>> BEGIN EXERCISE INPUTS

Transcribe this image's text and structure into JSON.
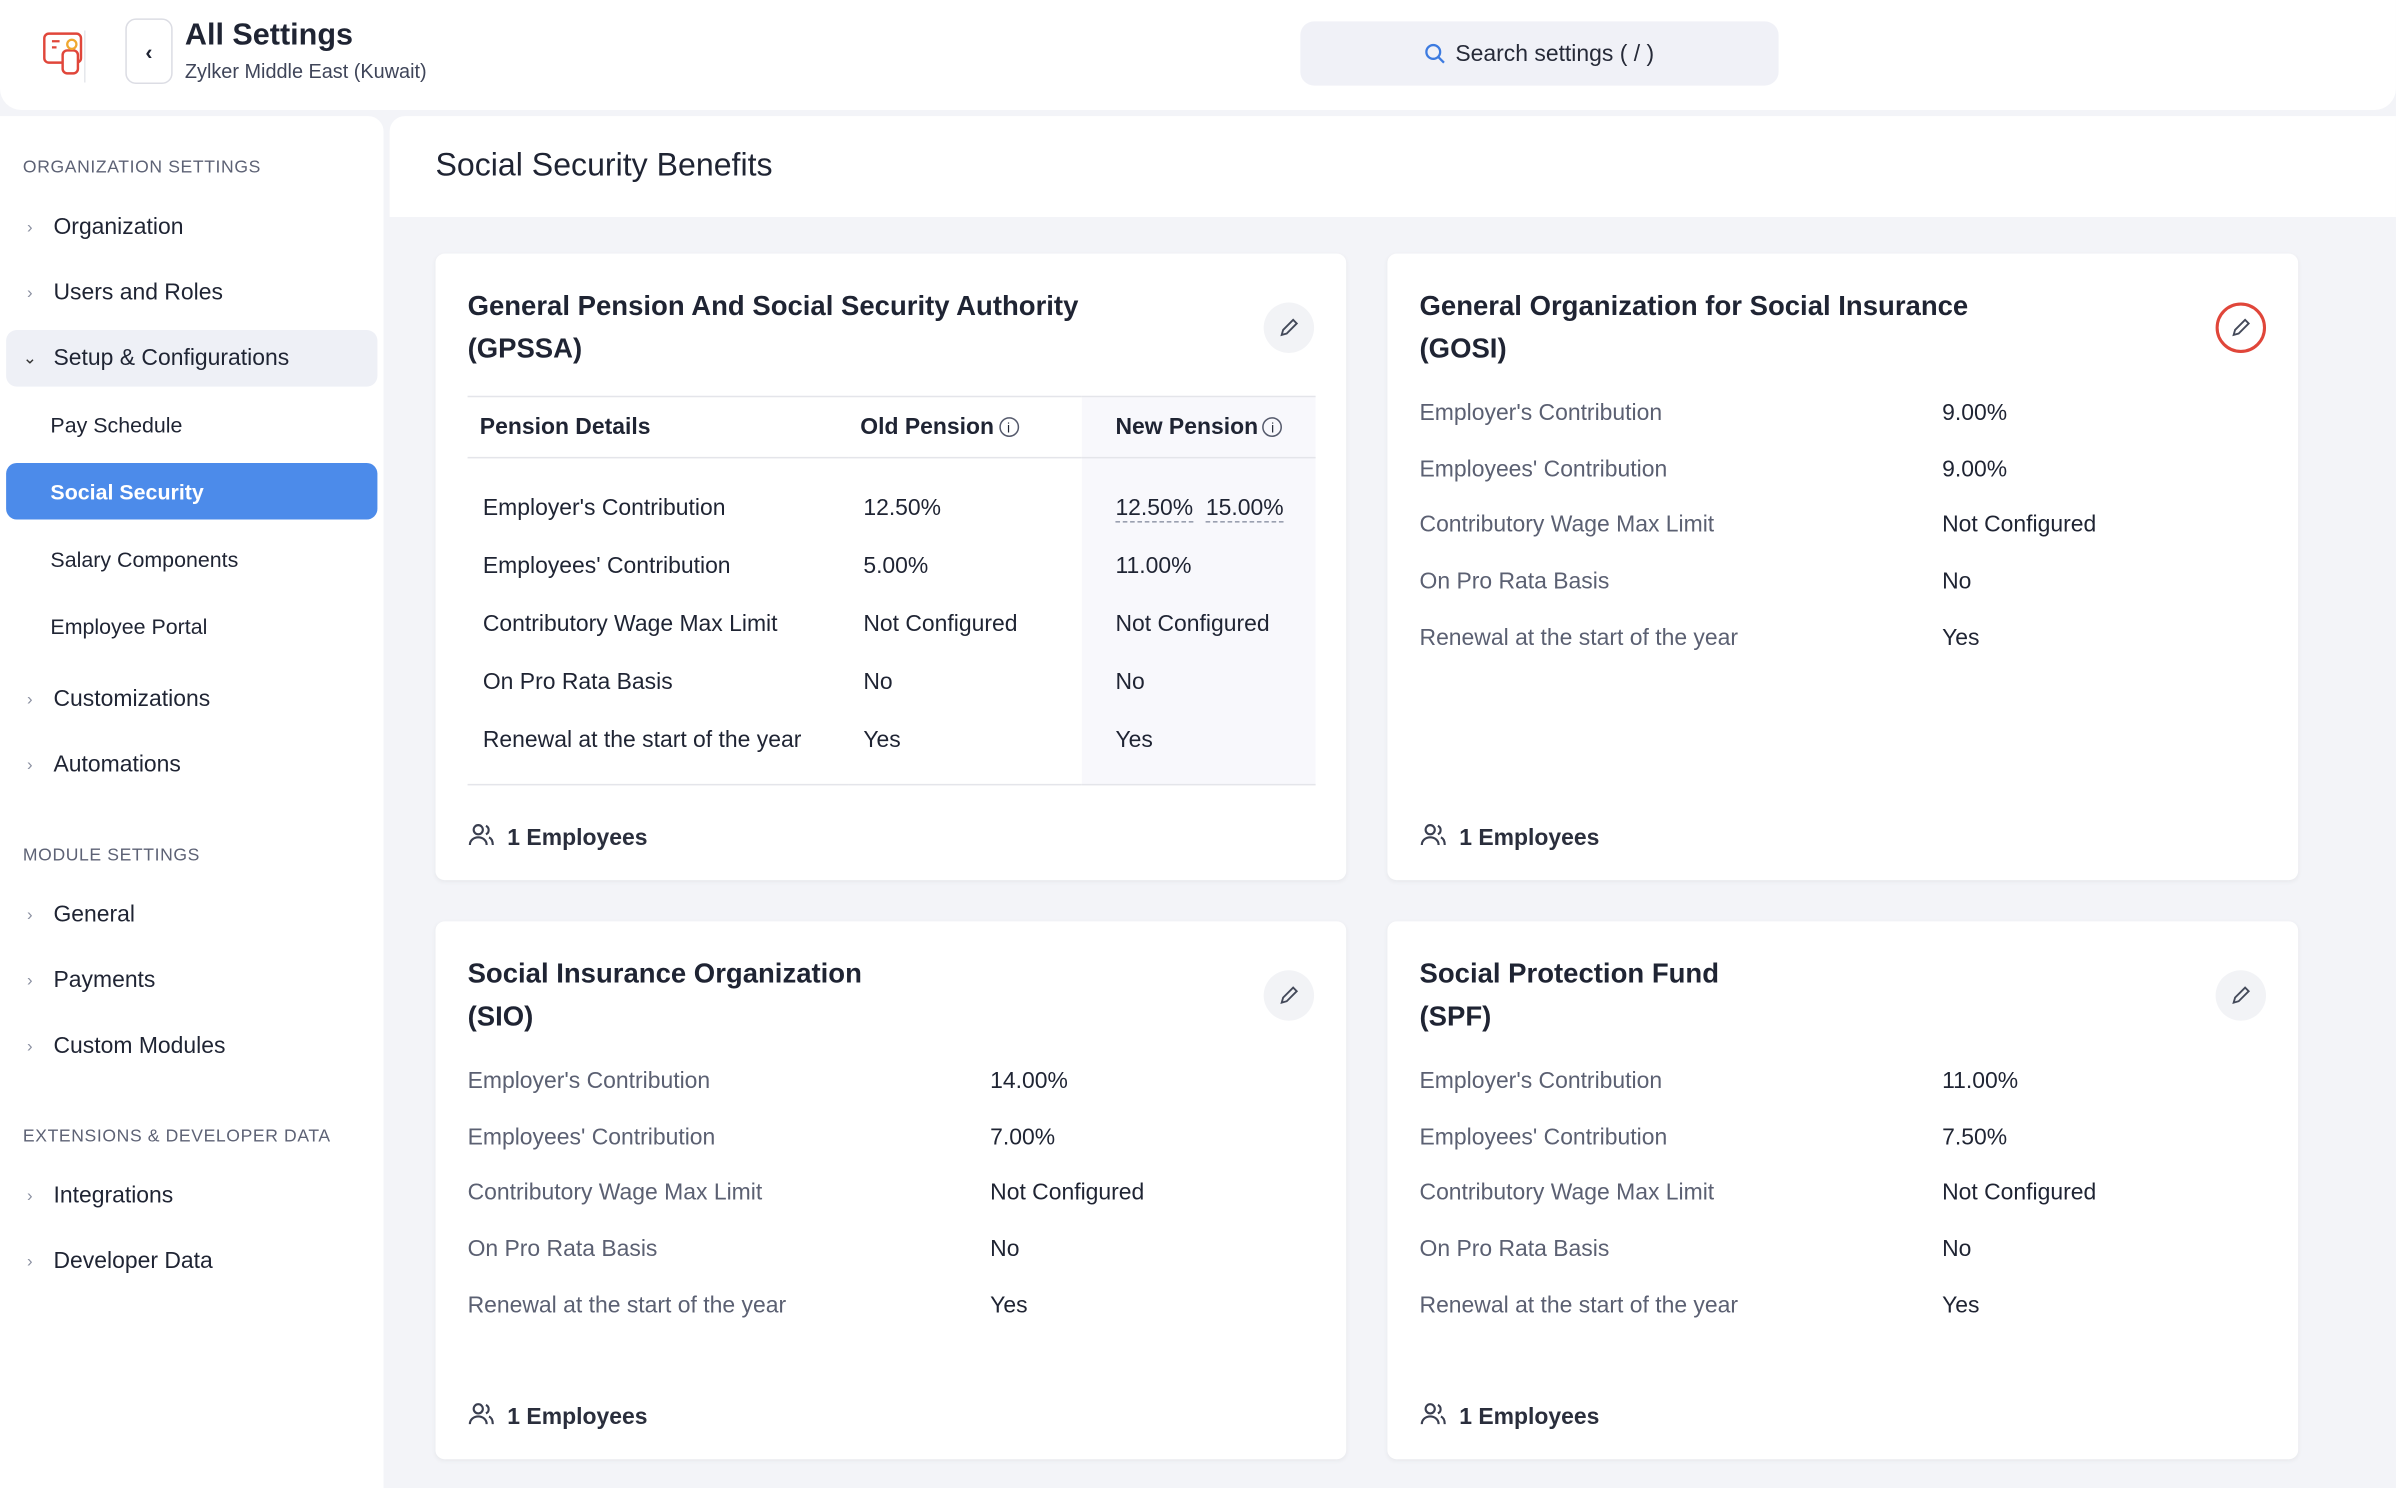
{
  "header": {
    "title": "All Settings",
    "subtitle": "Zylker Middle East (Kuwait)",
    "search_placeholder": "Search settings ( / )"
  },
  "sidebar": {
    "org_section": "ORGANIZATION SETTINGS",
    "org_items": [
      "Organization",
      "Users and Roles",
      "Setup & Configurations",
      "Customizations",
      "Automations"
    ],
    "setup_sub": [
      "Pay Schedule",
      "Social Security",
      "Salary Components",
      "Employee Portal"
    ],
    "module_section": "MODULE SETTINGS",
    "module_items": [
      "General",
      "Payments",
      "Custom Modules"
    ],
    "ext_section": "EXTENSIONS & DEVELOPER DATA",
    "ext_items": [
      "Integrations",
      "Developer Data"
    ]
  },
  "page_title": "Social Security Benefits",
  "gpssa": {
    "title_line1": "General Pension And Social Security Authority",
    "title_line2": "(GPSSA)",
    "headers": [
      "Pension Details",
      "Old Pension",
      "New Pension"
    ],
    "rows": [
      {
        "label": "Employer's Contribution",
        "old": "12.50%",
        "new_a": "12.50%",
        "new_b": "15.00%"
      },
      {
        "label": "Employees' Contribution",
        "old": "5.00%",
        "new": "11.00%"
      },
      {
        "label": "Contributory Wage Max Limit",
        "old": "Not Configured",
        "new": "Not Configured"
      },
      {
        "label": "On Pro Rata Basis",
        "old": "No",
        "new": "No"
      },
      {
        "label": "Renewal at the start of the year",
        "old": "Yes",
        "new": "Yes"
      }
    ],
    "employees": "1 Employees"
  },
  "cards": [
    {
      "title_line1": "General Organization for Social Insurance",
      "title_line2": "(GOSI)",
      "values": [
        "9.00%",
        "9.00%",
        "Not Configured",
        "No",
        "Yes"
      ],
      "employees": "1 Employees"
    },
    {
      "title_line1": "Social Insurance Organization",
      "title_line2": "(SIO)",
      "values": [
        "14.00%",
        "7.00%",
        "Not Configured",
        "No",
        "Yes"
      ],
      "employees": "1 Employees"
    },
    {
      "title_line1": "Social Protection Fund",
      "title_line2": "(SPF)",
      "values": [
        "11.00%",
        "7.50%",
        "Not Configured",
        "No",
        "Yes"
      ],
      "employees": "1 Employees"
    }
  ],
  "labels": [
    "Employer's Contribution",
    "Employees' Contribution",
    "Contributory Wage Max Limit",
    "On Pro Rata Basis",
    "Renewal at the start of the year"
  ],
  "colors": {
    "accent": "#4c8bea",
    "highlight": "#e0463a",
    "brand": "#e0463a"
  }
}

>> END EXERCISE INPUTS

WHAT IS EXPECTED
Reproduce all the records verbatim, excluding images.

ANSWER
Transcribe this image's text and structure into JSON.
{
  "header": {
    "title": "All Settings",
    "subtitle": "Zylker Middle East (Kuwait)",
    "search_placeholder": "Search settings ( / )"
  },
  "sidebar": {
    "org_section": "ORGANIZATION SETTINGS",
    "org_items": [
      "Organization",
      "Users and Roles",
      "Setup & Configurations",
      "Customizations",
      "Automations"
    ],
    "setup_sub": [
      "Pay Schedule",
      "Social Security",
      "Salary Components",
      "Employee Portal"
    ],
    "module_section": "MODULE SETTINGS",
    "module_items": [
      "General",
      "Payments",
      "Custom Modules"
    ],
    "ext_section": "EXTENSIONS & DEVELOPER DATA",
    "ext_items": [
      "Integrations",
      "Developer Data"
    ]
  },
  "page_title": "Social Security Benefits",
  "gpssa": {
    "title_line1": "General Pension And Social Security Authority",
    "title_line2": "(GPSSA)",
    "headers": [
      "Pension Details",
      "Old Pension",
      "New Pension"
    ],
    "rows": [
      {
        "label": "Employer's Contribution",
        "old": "12.50%",
        "new_a": "12.50%",
        "new_b": "15.00%"
      },
      {
        "label": "Employees' Contribution",
        "old": "5.00%",
        "new": "11.00%"
      },
      {
        "label": "Contributory Wage Max Limit",
        "old": "Not Configured",
        "new": "Not Configured"
      },
      {
        "label": "On Pro Rata Basis",
        "old": "No",
        "new": "No"
      },
      {
        "label": "Renewal at the start of the year",
        "old": "Yes",
        "new": "Yes"
      }
    ],
    "employees": "1 Employees"
  },
  "cards": [
    {
      "title_line1": "General Organization for Social Insurance",
      "title_line2": "(GOSI)",
      "values": [
        "9.00%",
        "9.00%",
        "Not Configured",
        "No",
        "Yes"
      ],
      "employees": "1 Employees"
    },
    {
      "title_line1": "Social Insurance Organization",
      "title_line2": "(SIO)",
      "values": [
        "14.00%",
        "7.00%",
        "Not Configured",
        "No",
        "Yes"
      ],
      "employees": "1 Employees"
    },
    {
      "title_line1": "Social Protection Fund",
      "title_line2": "(SPF)",
      "values": [
        "11.00%",
        "7.50%",
        "Not Configured",
        "No",
        "Yes"
      ],
      "employees": "1 Employees"
    }
  ],
  "labels": [
    "Employer's Contribution",
    "Employees' Contribution",
    "Contributory Wage Max Limit",
    "On Pro Rata Basis",
    "Renewal at the start of the year"
  ],
  "colors": {
    "accent": "#4c8bea",
    "highlight": "#e0463a",
    "brand": "#e0463a"
  }
}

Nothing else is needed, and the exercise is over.